### Exercise task
Find the string "cursor" in the records. Copy every line it appears in.

### Records supplied
======
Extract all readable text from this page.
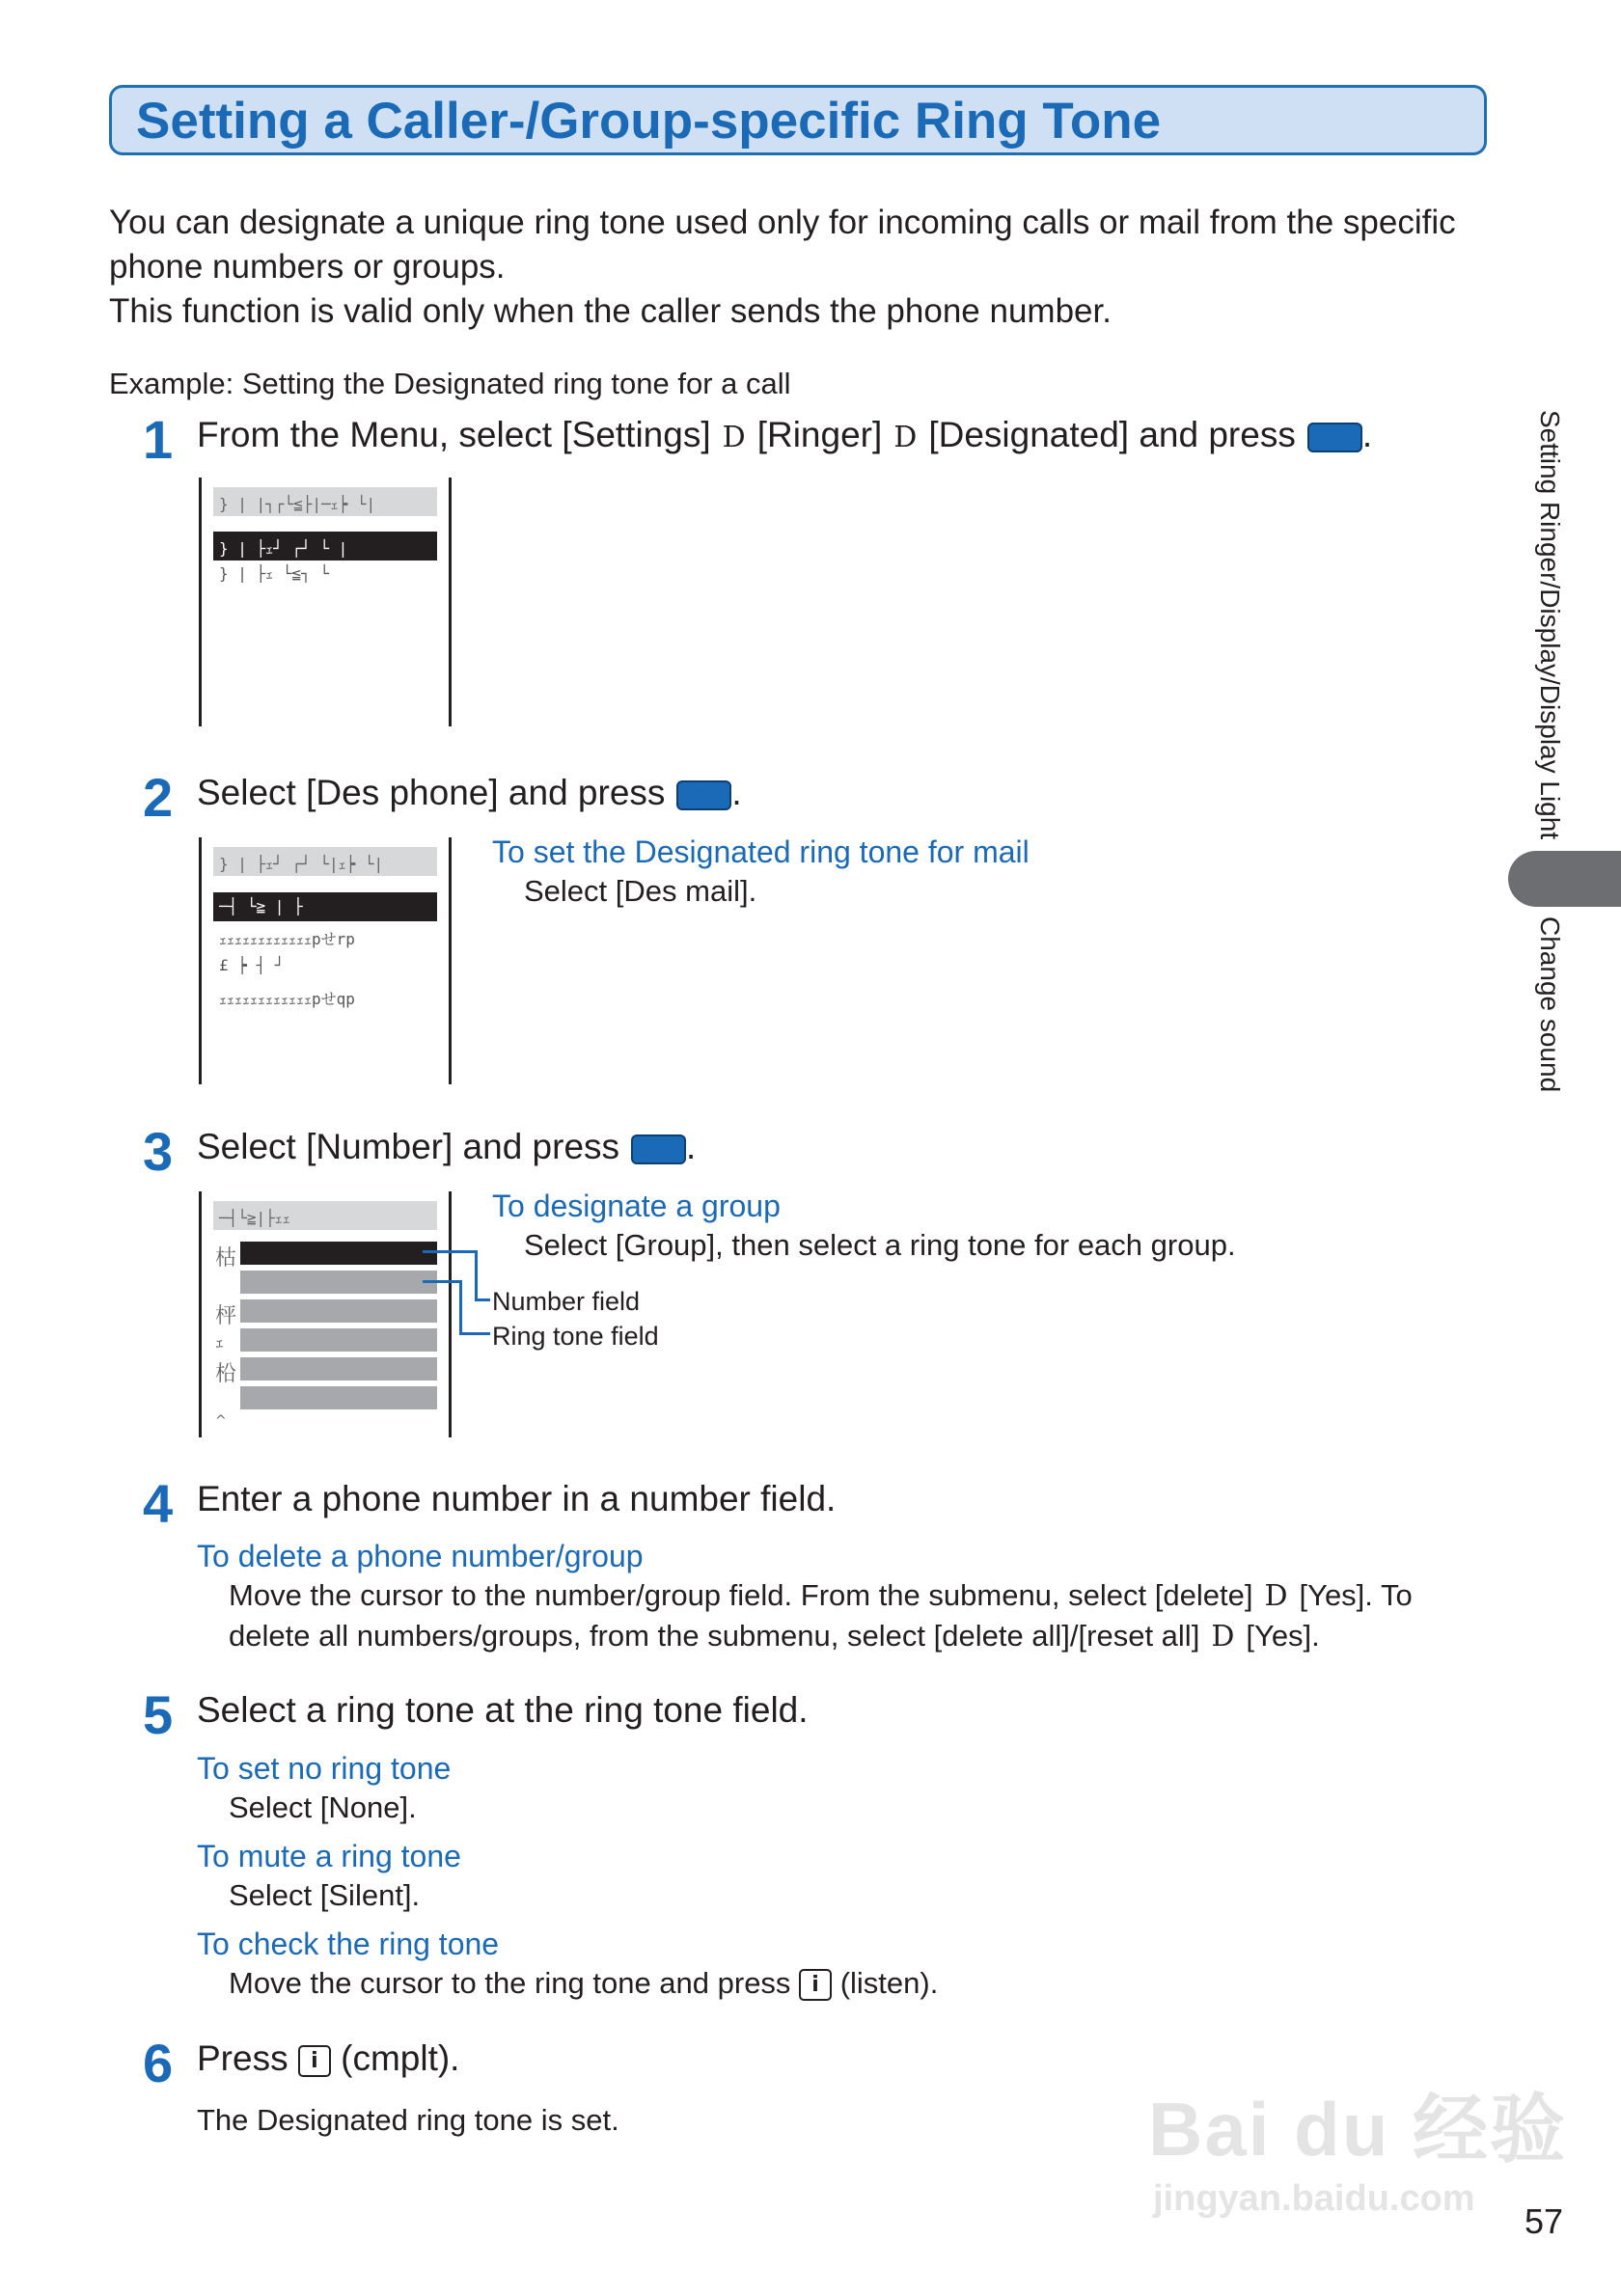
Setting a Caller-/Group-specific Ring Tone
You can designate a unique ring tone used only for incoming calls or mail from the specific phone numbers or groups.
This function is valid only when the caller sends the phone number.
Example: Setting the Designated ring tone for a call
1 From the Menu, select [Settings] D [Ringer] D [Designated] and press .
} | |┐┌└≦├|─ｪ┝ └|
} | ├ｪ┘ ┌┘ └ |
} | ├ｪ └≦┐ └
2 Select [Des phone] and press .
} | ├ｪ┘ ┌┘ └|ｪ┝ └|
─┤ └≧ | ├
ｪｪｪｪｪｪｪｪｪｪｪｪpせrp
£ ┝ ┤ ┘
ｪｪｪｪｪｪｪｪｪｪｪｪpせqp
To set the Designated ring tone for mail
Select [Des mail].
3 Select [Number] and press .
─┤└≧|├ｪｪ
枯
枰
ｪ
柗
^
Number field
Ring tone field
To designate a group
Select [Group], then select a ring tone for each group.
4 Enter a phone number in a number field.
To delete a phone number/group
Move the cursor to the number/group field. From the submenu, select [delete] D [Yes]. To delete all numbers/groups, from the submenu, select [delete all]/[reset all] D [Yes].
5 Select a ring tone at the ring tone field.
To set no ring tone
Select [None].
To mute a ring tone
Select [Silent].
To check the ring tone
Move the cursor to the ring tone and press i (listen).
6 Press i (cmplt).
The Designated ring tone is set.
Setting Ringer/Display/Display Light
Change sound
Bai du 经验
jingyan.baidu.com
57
======
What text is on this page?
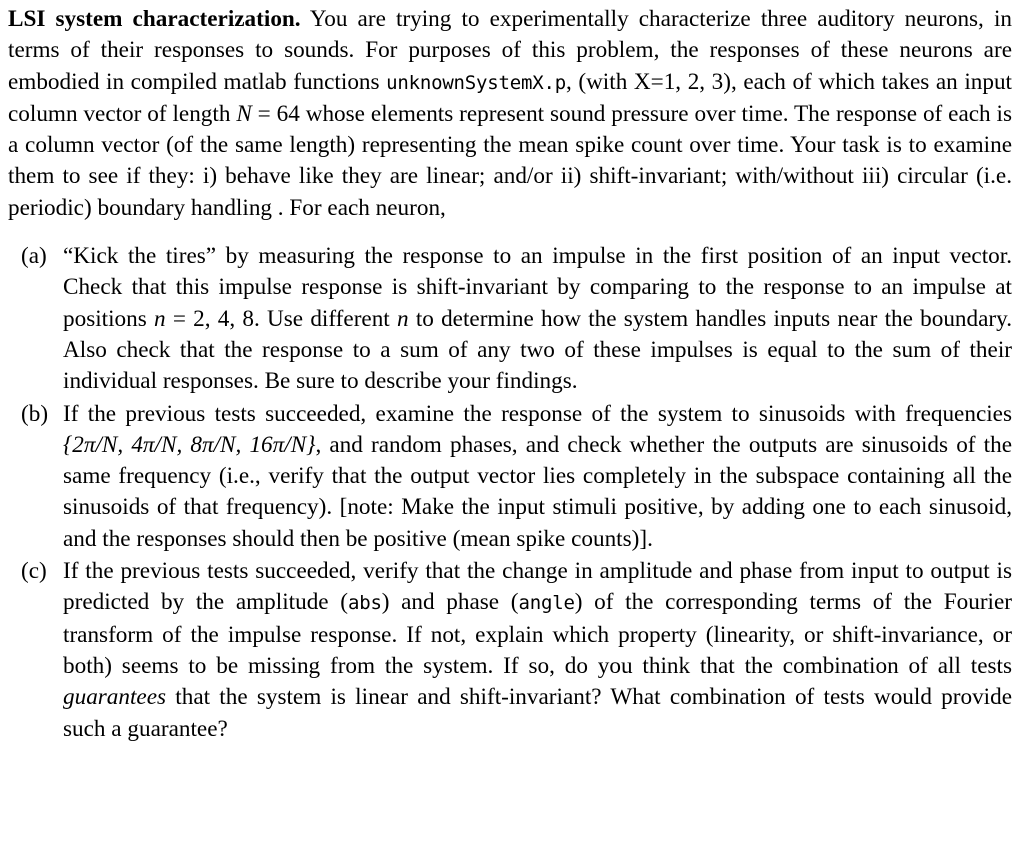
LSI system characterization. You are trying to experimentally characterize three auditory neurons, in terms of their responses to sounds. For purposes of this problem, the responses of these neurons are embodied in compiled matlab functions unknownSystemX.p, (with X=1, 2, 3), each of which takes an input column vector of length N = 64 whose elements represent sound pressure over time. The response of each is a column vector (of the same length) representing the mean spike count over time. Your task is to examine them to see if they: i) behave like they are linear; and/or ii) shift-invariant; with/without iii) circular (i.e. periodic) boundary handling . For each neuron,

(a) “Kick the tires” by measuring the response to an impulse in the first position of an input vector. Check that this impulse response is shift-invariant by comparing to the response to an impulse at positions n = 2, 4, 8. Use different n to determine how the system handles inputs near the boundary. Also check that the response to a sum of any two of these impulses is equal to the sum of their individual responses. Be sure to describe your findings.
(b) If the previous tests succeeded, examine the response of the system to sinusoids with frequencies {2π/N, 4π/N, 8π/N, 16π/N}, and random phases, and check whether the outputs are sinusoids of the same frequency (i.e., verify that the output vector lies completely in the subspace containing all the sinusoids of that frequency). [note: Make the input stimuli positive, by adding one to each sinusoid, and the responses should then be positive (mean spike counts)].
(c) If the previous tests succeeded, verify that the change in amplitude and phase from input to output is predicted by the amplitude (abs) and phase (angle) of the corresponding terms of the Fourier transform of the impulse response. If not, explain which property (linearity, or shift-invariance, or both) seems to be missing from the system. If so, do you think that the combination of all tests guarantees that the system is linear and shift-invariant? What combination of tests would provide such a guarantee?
======
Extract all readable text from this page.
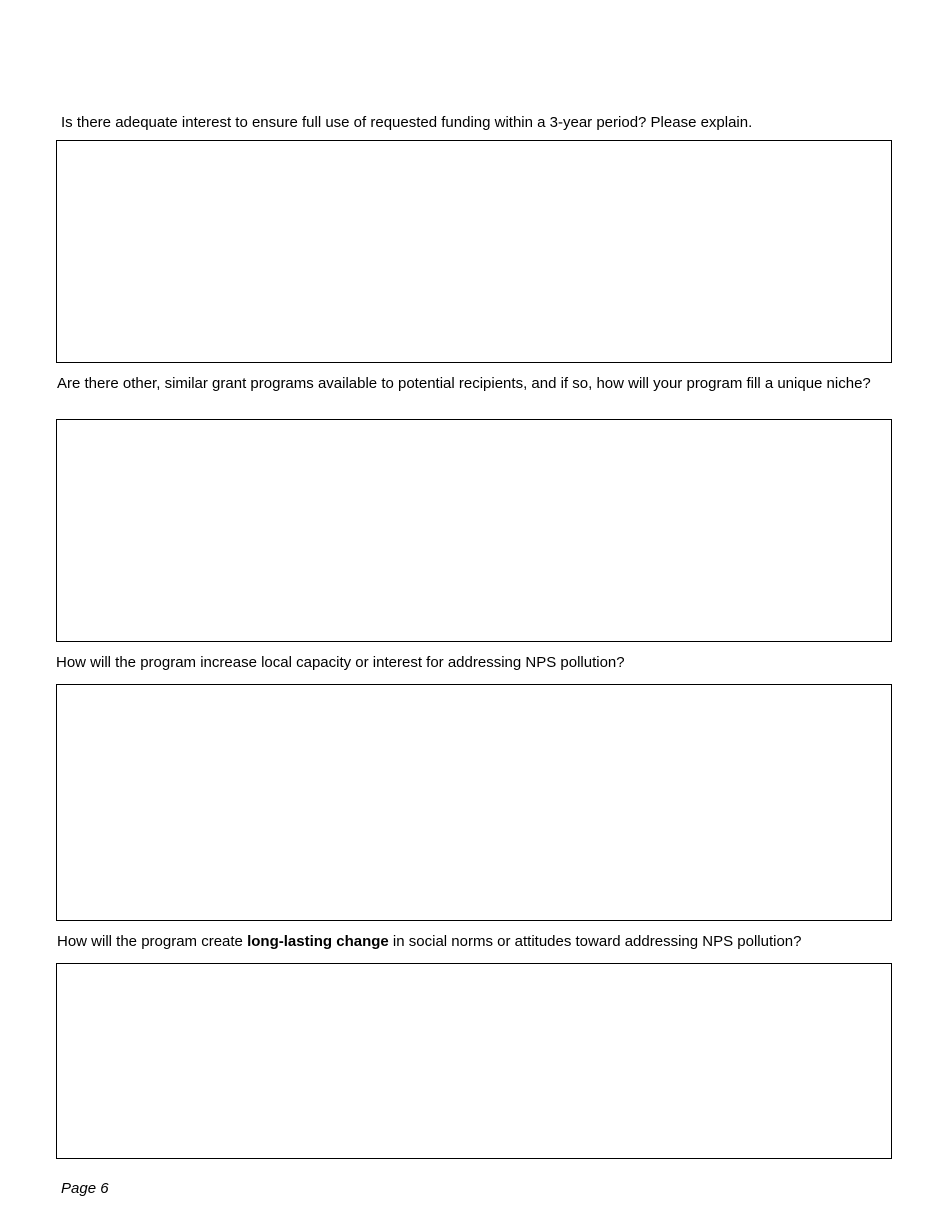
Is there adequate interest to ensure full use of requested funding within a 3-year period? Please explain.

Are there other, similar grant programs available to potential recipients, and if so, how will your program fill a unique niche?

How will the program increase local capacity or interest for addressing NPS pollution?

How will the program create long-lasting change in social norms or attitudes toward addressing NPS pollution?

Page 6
======
### Result for this exercise
Move the cursor to the number/group field. From the submenu, select [delete] D [Yes]. To delete all numbers/groups, from the submenu, select [delete all]/[reset all] D [Yes].
Move the cursor to the ring tone and press i (listen).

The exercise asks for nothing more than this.